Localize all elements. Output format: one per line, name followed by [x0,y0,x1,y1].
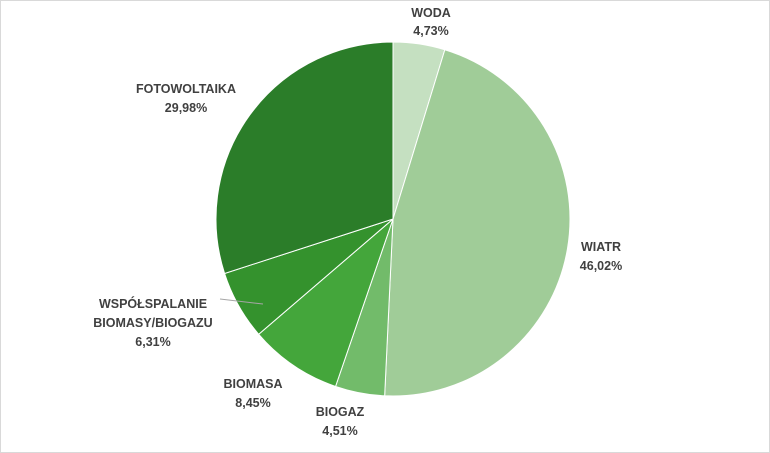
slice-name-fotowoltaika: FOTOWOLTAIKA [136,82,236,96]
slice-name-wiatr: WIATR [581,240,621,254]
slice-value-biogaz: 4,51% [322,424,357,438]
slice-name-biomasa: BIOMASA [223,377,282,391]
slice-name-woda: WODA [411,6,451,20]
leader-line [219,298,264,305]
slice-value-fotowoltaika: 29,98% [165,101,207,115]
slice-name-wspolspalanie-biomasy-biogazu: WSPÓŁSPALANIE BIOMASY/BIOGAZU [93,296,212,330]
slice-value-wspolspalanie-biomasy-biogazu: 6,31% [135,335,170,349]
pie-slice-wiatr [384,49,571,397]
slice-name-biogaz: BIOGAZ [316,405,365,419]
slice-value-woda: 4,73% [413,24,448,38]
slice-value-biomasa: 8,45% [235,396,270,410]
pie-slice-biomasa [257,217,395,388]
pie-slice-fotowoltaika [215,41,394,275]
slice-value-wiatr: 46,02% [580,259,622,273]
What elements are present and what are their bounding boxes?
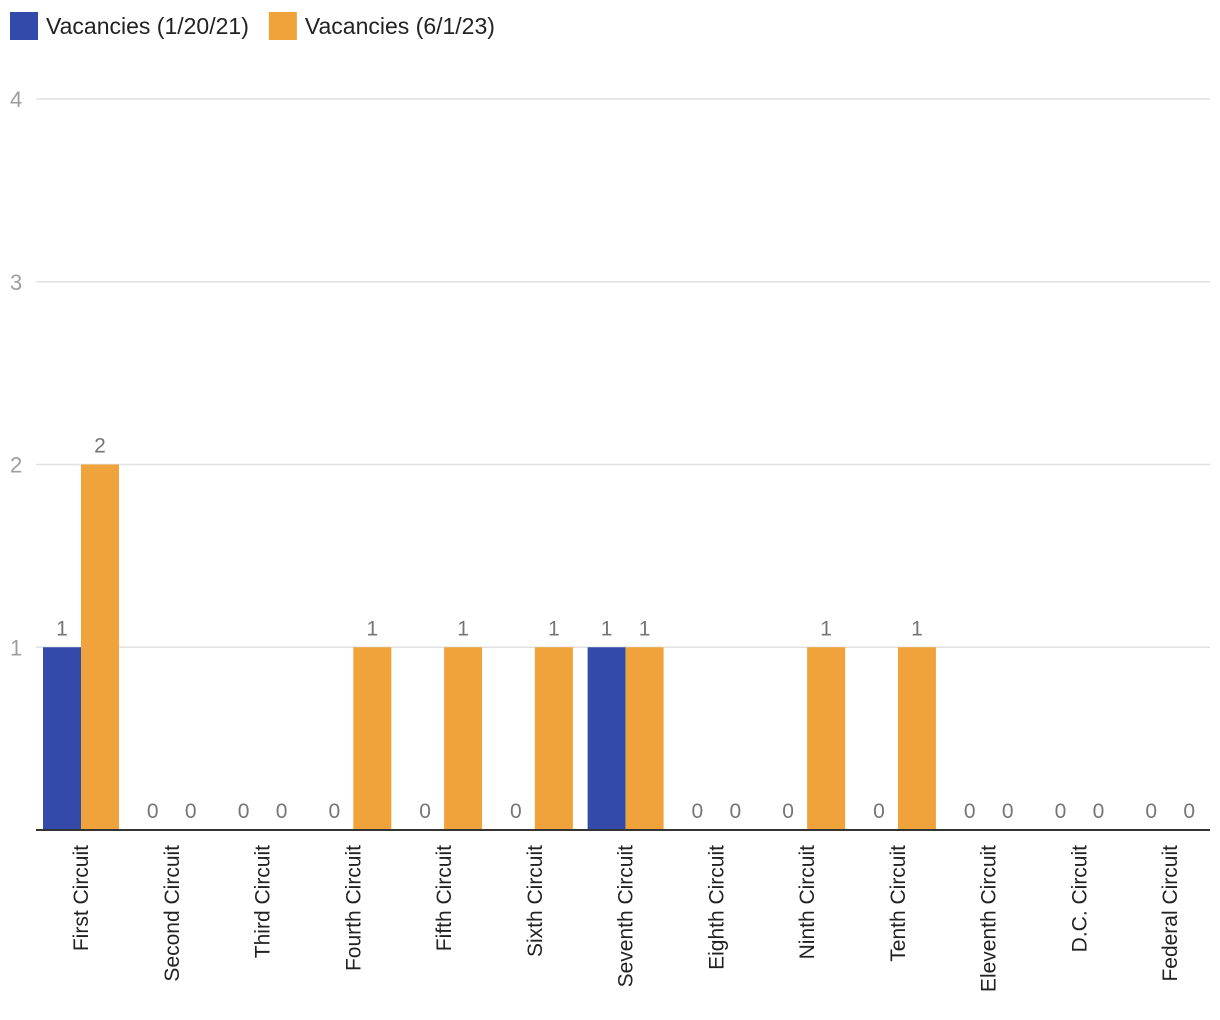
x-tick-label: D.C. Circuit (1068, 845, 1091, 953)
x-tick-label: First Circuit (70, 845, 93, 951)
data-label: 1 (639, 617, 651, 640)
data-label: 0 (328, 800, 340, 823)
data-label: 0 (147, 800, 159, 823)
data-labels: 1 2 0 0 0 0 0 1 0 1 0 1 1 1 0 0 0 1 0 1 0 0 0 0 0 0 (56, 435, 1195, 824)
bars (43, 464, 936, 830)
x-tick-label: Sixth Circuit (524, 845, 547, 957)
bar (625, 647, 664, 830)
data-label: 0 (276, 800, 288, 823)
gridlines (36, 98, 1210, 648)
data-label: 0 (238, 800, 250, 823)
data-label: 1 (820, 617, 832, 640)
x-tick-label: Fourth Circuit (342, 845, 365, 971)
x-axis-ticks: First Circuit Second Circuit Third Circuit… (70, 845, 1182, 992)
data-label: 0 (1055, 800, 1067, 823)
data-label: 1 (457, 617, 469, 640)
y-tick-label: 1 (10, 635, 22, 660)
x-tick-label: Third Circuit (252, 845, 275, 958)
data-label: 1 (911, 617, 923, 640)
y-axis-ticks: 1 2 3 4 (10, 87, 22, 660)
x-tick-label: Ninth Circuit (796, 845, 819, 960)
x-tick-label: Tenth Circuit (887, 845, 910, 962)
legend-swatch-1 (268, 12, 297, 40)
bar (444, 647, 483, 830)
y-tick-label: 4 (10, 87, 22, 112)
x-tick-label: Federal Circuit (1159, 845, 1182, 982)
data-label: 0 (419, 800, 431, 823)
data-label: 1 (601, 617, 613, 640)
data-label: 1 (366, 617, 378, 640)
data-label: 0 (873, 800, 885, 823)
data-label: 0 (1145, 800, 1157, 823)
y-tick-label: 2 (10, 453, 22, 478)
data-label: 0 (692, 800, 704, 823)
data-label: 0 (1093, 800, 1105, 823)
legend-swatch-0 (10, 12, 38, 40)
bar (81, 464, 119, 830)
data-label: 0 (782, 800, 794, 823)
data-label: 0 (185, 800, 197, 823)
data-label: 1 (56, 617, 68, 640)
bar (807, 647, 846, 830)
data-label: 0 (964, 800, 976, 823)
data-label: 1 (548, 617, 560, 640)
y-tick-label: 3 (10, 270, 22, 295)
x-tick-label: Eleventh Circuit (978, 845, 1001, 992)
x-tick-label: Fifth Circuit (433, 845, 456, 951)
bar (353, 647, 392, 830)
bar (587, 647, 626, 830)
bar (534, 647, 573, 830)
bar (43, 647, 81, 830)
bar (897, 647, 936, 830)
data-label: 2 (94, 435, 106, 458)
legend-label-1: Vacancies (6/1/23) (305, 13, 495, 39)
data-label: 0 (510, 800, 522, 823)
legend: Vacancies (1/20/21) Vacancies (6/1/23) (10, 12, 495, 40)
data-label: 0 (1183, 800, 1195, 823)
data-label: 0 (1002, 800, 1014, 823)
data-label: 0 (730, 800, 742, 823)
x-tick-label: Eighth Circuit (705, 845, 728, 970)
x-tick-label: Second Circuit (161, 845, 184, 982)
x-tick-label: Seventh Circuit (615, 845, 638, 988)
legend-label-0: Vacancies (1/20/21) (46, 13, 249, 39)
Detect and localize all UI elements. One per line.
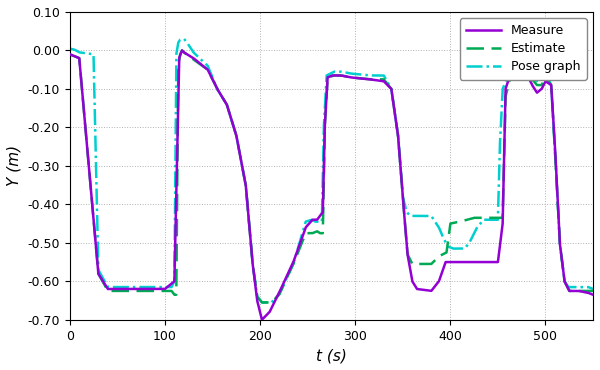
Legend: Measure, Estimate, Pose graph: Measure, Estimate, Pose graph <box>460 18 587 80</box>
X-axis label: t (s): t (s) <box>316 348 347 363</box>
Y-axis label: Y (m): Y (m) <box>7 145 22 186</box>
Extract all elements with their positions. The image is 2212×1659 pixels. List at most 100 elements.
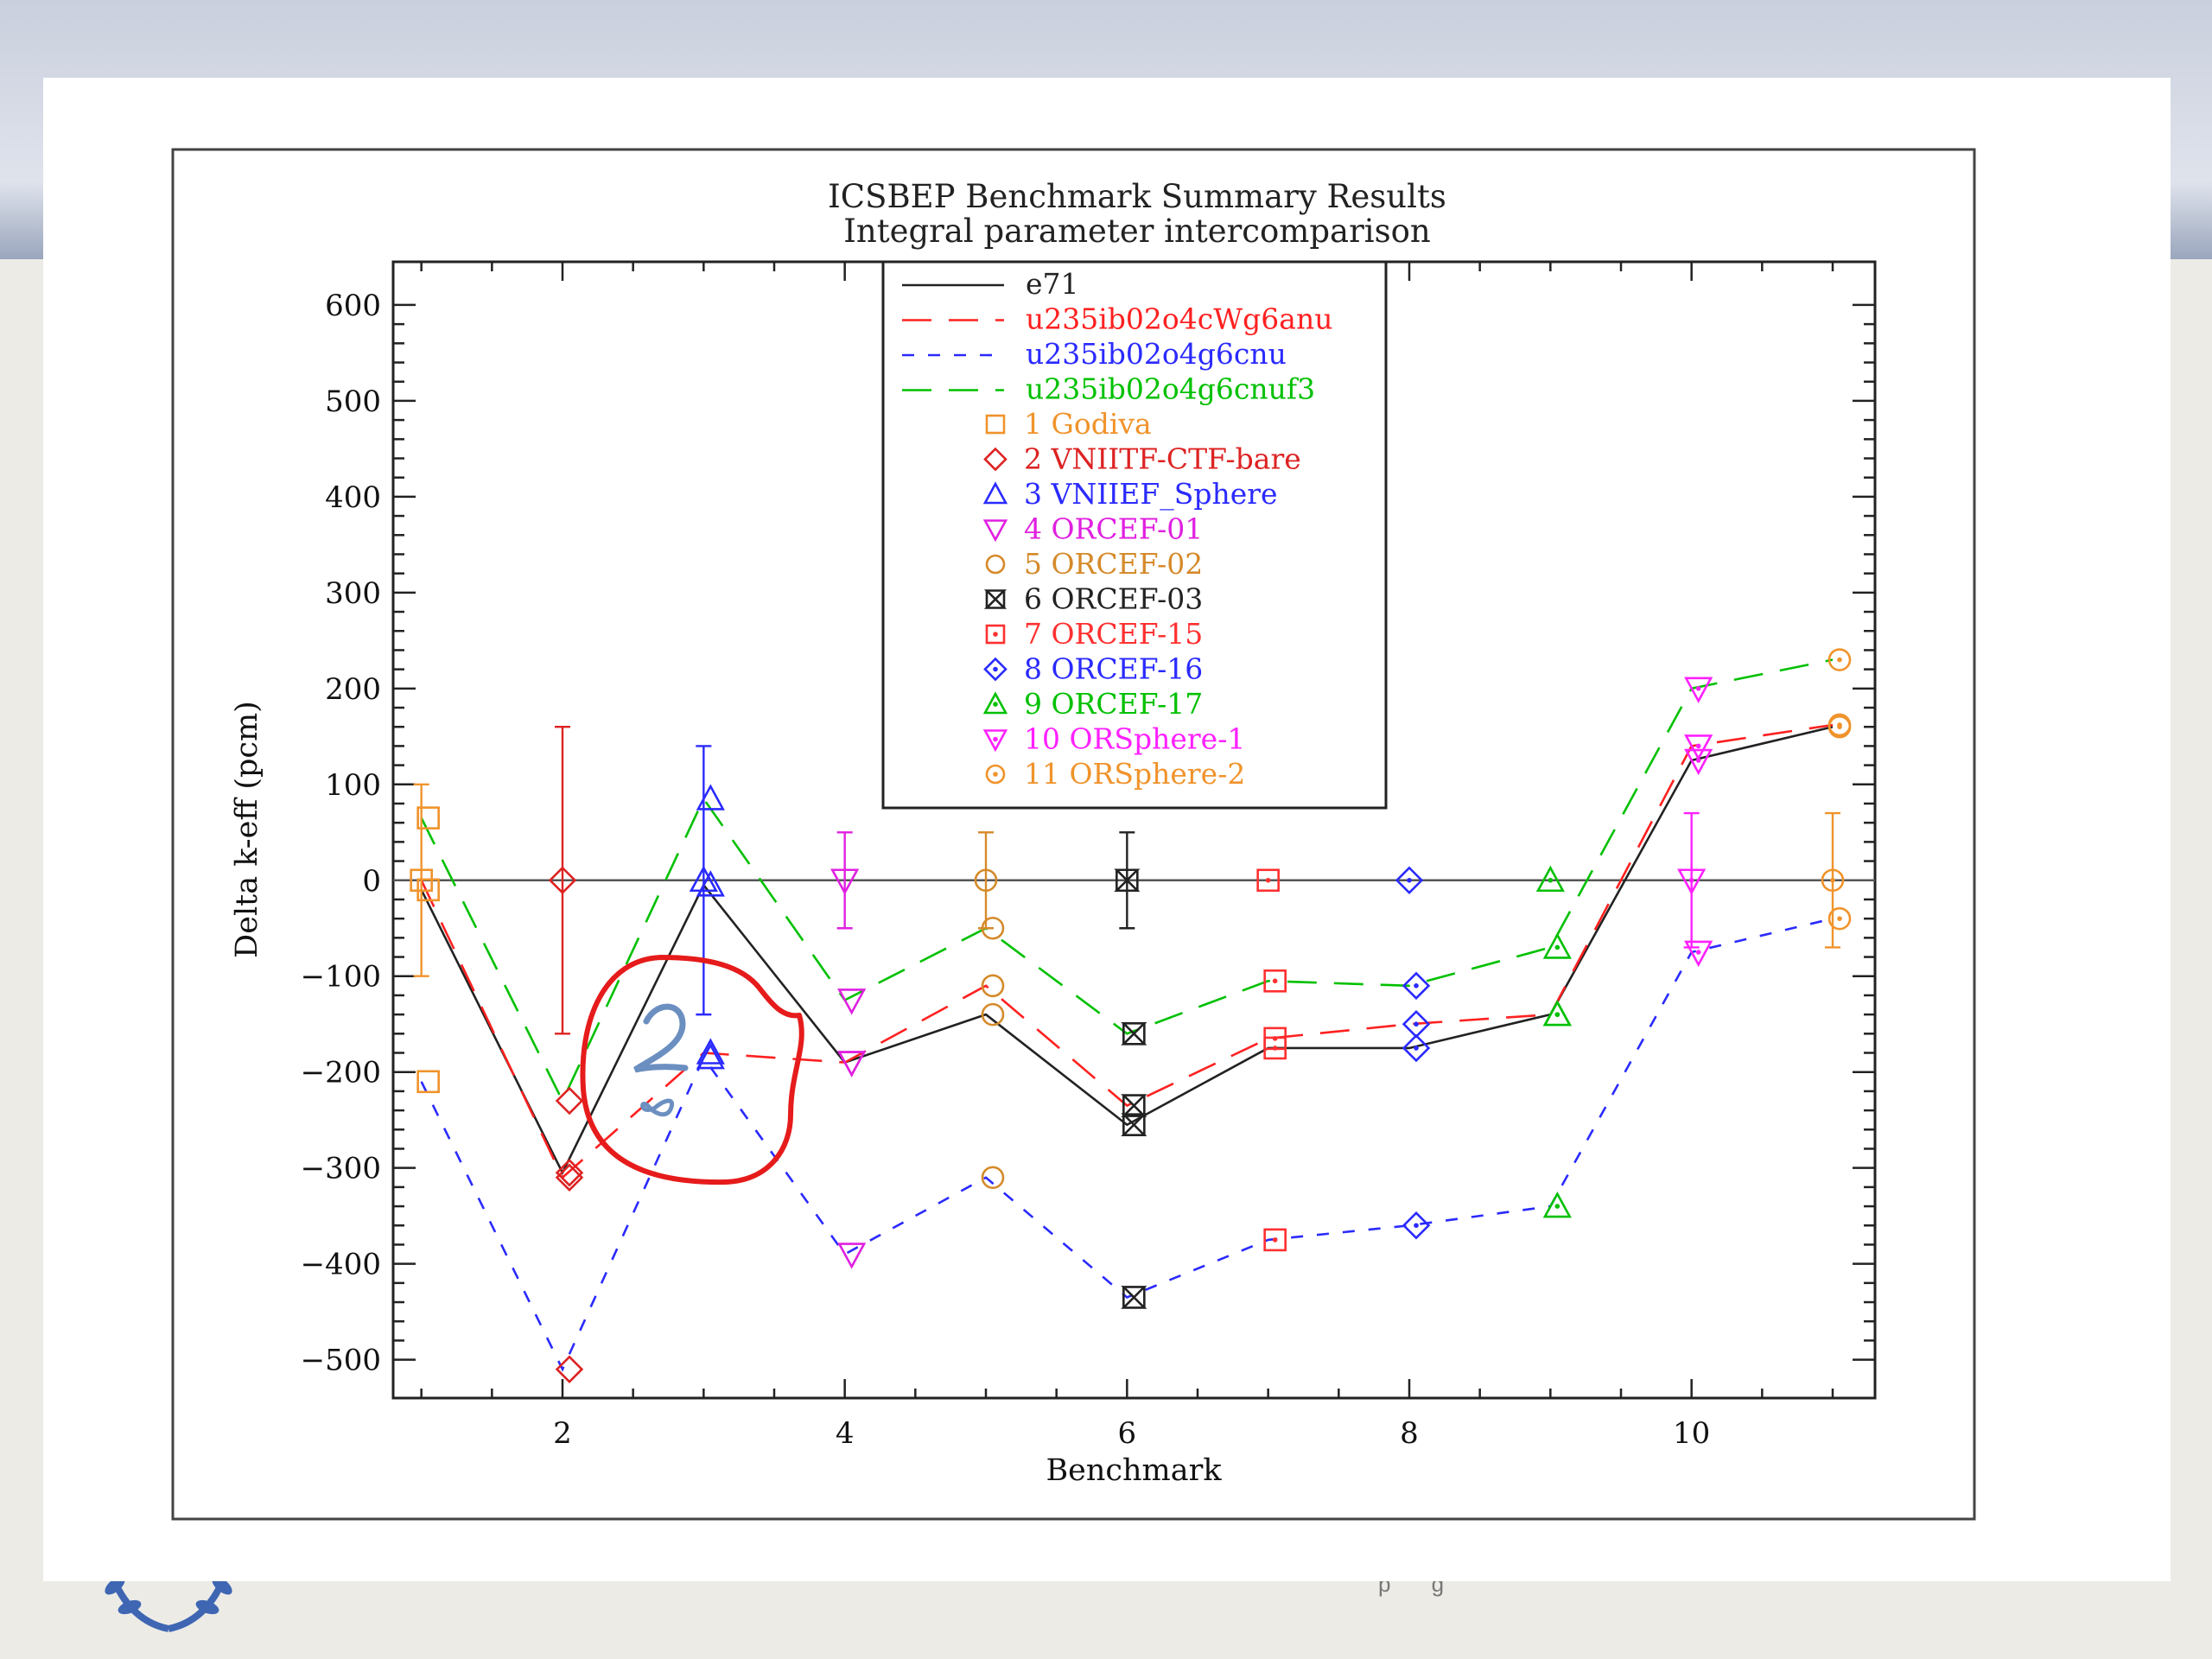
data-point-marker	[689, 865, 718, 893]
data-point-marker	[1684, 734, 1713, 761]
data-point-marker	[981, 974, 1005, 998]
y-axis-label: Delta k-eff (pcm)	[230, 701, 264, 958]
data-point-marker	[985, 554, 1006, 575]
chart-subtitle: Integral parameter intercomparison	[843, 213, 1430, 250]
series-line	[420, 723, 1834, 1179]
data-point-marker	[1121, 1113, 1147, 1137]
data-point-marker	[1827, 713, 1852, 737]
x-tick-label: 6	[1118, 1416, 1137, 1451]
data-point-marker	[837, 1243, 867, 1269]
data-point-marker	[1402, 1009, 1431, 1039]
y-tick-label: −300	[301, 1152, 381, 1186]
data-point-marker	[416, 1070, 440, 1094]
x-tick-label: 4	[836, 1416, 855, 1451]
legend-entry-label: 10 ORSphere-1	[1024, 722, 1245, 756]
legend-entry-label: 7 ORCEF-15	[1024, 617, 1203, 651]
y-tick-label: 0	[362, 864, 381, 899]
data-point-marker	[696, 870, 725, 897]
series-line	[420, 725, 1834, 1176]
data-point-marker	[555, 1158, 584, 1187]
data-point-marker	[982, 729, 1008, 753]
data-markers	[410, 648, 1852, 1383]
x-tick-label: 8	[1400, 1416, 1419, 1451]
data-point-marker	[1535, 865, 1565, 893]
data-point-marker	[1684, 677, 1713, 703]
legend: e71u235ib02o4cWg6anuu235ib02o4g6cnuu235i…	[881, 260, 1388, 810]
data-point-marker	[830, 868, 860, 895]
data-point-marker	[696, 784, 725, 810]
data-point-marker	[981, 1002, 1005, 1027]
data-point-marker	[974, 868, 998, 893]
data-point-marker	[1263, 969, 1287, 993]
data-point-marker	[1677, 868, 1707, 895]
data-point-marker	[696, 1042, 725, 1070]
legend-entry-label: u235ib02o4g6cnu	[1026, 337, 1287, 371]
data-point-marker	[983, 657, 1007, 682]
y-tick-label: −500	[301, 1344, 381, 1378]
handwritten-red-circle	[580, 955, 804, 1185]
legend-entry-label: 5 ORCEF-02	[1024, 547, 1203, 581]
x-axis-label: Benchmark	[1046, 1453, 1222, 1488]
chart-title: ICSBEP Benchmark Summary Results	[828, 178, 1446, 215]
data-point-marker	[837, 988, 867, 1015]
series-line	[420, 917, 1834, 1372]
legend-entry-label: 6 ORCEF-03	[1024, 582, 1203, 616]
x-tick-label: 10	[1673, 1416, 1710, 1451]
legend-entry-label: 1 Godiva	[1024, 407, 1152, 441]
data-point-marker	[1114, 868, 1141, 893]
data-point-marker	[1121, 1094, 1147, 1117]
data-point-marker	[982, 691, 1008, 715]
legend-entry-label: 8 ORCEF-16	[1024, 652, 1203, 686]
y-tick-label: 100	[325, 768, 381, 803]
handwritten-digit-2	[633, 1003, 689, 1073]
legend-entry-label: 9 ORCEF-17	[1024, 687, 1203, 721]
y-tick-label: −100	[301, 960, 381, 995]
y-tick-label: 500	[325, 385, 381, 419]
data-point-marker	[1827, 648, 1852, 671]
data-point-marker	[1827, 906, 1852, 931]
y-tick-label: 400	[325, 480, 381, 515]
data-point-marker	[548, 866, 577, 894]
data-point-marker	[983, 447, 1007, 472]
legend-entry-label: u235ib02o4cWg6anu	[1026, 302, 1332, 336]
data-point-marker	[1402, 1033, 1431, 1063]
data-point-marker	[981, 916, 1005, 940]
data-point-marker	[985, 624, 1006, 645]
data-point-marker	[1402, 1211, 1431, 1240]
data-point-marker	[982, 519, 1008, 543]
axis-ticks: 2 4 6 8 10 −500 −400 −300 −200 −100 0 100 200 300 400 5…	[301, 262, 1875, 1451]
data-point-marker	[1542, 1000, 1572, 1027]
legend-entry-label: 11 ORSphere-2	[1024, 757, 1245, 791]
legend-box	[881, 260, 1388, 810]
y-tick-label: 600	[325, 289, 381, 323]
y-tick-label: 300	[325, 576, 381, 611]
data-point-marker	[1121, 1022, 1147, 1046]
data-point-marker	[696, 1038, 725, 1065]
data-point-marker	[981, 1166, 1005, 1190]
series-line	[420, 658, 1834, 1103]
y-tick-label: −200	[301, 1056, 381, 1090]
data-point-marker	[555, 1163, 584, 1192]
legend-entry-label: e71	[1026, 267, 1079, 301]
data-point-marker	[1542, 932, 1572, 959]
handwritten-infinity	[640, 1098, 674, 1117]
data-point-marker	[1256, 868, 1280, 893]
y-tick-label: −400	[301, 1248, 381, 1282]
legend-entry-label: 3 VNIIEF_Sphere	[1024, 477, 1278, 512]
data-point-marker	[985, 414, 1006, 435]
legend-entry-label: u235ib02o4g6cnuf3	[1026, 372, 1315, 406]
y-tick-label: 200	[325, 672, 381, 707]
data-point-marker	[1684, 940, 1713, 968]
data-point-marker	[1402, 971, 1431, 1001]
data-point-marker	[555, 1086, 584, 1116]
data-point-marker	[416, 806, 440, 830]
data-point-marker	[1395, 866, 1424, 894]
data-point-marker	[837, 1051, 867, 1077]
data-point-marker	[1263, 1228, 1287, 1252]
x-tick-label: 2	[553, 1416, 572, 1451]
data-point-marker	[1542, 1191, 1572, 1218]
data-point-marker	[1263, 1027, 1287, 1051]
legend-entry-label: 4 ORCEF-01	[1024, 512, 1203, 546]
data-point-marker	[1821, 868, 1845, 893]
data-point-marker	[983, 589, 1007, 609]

━━━━

_Aufgabe:_ Schreib die Zeilen aus den Datensätzen oben unverändert ab. Fang bei der Zeile mit „Legend: Measure, Estimate, Pose“ an und hör nach der Zeile mit „Extract all elements“ auf.

_Deine Lösung:_
Legend: Measure, Estimate, Pose graph: Measure, Estimate, Pose graph <box>460 18 587 80</box>
X-axis label: t (s): t (s) <box>316 348 347 363</box>
Y-axis label: Y (m): Y (m) <box>7 145 22 186</box>
Extract all elements with their positions. The image is 2212×1659 pixels. List at most 100 elements.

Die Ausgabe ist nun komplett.